* EXERCISE INSTRUCTIONS: Find and return each line containing "Nama".
· · · ·
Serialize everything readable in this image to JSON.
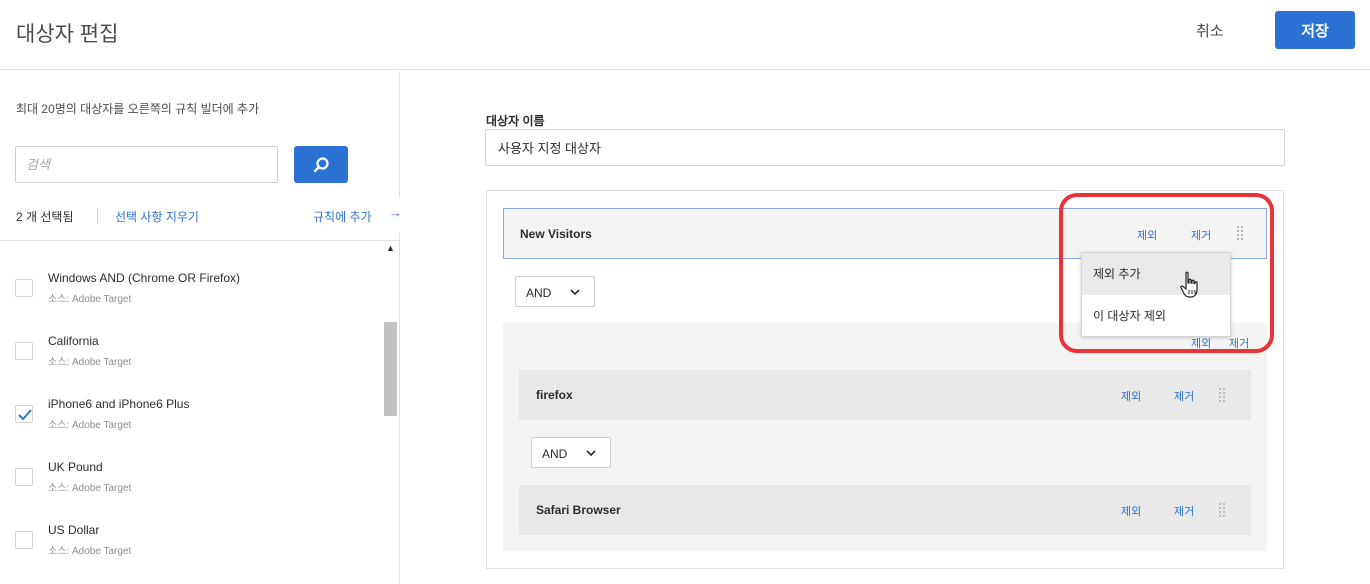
{
  "header": {
    "title": "대상자 편집",
    "cancel_label": "취소",
    "save_label": "저장"
  },
  "left": {
    "instructions": "최대 20명의 대상자를 오른쪽의 규칙 빌더에 추가",
    "search_placeholder": "검색",
    "selected_count": "2 개 선택됨",
    "clear_selection": "선택 사항 지우기",
    "add_to_rule": "규칙에 추가",
    "add_to_rule_arrow": "→",
    "items": [
      {
        "name": "Windows AND (Chrome OR Firefox)",
        "source": "소스: Adobe Target",
        "checked": false
      },
      {
        "name": "California",
        "source": "소스: Adobe Target",
        "checked": false
      },
      {
        "name": "iPhone6 and iPhone6 Plus",
        "source": "소스: Adobe Target",
        "checked": true
      },
      {
        "name": "UK Pound",
        "source": "소스: Adobe Target",
        "checked": false
      },
      {
        "name": "US Dollar",
        "source": "소스: Adobe Target",
        "checked": false
      }
    ]
  },
  "right": {
    "audience_name_label": "대상자 이름",
    "audience_name_value": "사용자 지정 대상자",
    "top_card": {
      "title": "New Visitors",
      "exclude": "제외",
      "remove": "제거"
    },
    "and_label": "AND",
    "group": {
      "exclude": "제외",
      "remove": "제거"
    },
    "inner_cards": [
      {
        "title": "firefox",
        "exclude": "제외",
        "remove": "제거"
      },
      {
        "title": "Safari Browser",
        "exclude": "제외",
        "remove": "제거"
      }
    ],
    "inner_and_label": "AND",
    "menu": {
      "items": [
        "제외 추가",
        "이 대상자 제외"
      ]
    }
  },
  "colors": {
    "accent": "#2c72d4",
    "highlight": "#e8333b"
  }
}
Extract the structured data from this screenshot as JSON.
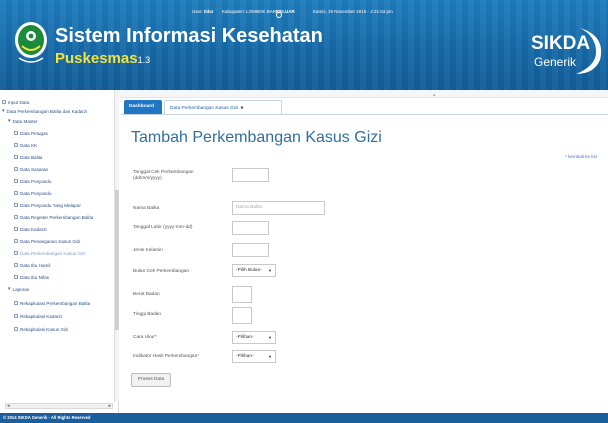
{
  "header": {
    "status": {
      "user_label": "User:",
      "user_name": "Ildar",
      "kabupaten": "Kabupaten: LOMBOK BARAT",
      "logout": "KELUAR",
      "datetime": "Kamis, 19 November 2015 - 2:21:53 pm"
    },
    "title_line1": "Sistem Informasi Kesehatan",
    "title_line2": "Puskesmas",
    "version": "1.3",
    "brand_line1": "SIKDA",
    "brand_line2": "Generik"
  },
  "sidebar": {
    "items": [
      {
        "label": "Input Data",
        "icon": "folder-icon"
      },
      {
        "label": "Data Perkembangan Balita dan Kadarzi",
        "icon": "expand-icon"
      },
      {
        "label": "Data Master",
        "icon": "expand-icon"
      },
      {
        "label": "Data Petugas",
        "icon": "page-icon"
      },
      {
        "label": "Data KK",
        "icon": "page-icon"
      },
      {
        "label": "Data Balita",
        "icon": "page-icon"
      },
      {
        "label": "Data Sasaran",
        "icon": "page-icon"
      },
      {
        "label": "Data Posyandu",
        "icon": "page-icon"
      },
      {
        "label": "Data Posyandu",
        "icon": "page-icon"
      },
      {
        "label": "Data Posyandu Yang Melapor",
        "icon": "page-icon"
      },
      {
        "label": "Data Register Perkembangan Balita",
        "icon": "page-icon"
      },
      {
        "label": "Data Kadarzi",
        "icon": "page-icon"
      },
      {
        "label": "Data Penanganan Kasus Gizi",
        "icon": "page-icon"
      },
      {
        "label": "Data Perkembangan Kasus Gizi",
        "icon": "page-icon"
      },
      {
        "label": "Data Ibu Hamil",
        "icon": "page-icon"
      },
      {
        "label": "Data Ibu Nifas",
        "icon": "page-icon"
      },
      {
        "label": "Laporan",
        "icon": "expand-icon"
      },
      {
        "label": "Rekapitulasi Perkembangan Balita",
        "icon": "page-icon"
      },
      {
        "label": "Rekapitulasi Kadarzi",
        "icon": "page-icon"
      },
      {
        "label": "Rekapitulasi Kasus Gizi",
        "icon": "page-icon"
      }
    ]
  },
  "tabs": {
    "dashboard": "Dashboard",
    "current": "Data Perkembangan Kasus Gizi",
    "close_icon": "close-icon"
  },
  "main": {
    "page_title": "Tambah Perkembangan Kasus Gizi",
    "back_link": "* kembali ke list",
    "form": {
      "tanggal_cek_label": "Tanggal Cek Perkembangan (dd/mm/yyyy)",
      "nama_balita_label": "Nama Balita",
      "nama_balita_placeholder": "Nama Balita",
      "tanggal_lahir_label": "Tanggal Lahir (yyyy-mm-dd)",
      "jenis_kelamin_label": "Jenis Kelamin",
      "bulan_cek_label": "Bulan Cek Perkembangan",
      "bulan_cek_value": "-Pilih Bulan-",
      "berat_badan_label": "Berat Badan",
      "tinggi_badan_label": "Tinggi Badan",
      "cara_ukur_label": "Cara Ukur*",
      "cara_ukur_value": "-Pilihan-",
      "indikator_label": "Indikator Hasil Perkembangan*",
      "indikator_value": "-Pilihan-",
      "submit_label": "Proses Data"
    }
  },
  "footer": {
    "text": "© 2014 SIKDA Generik - All Rights Reserved"
  },
  "colors": {
    "header_blue": "#1669a8",
    "title_yellow": "#f2e43c",
    "tab_blue": "#1f76c2",
    "page_title": "#326e9d",
    "footer_blue": "#1a5e9c"
  }
}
· · · ·
* FULL RESPONSE:
      "nama_balita_label": "Nama Balita",
      "nama_balita_placeholder": "Nama Balita",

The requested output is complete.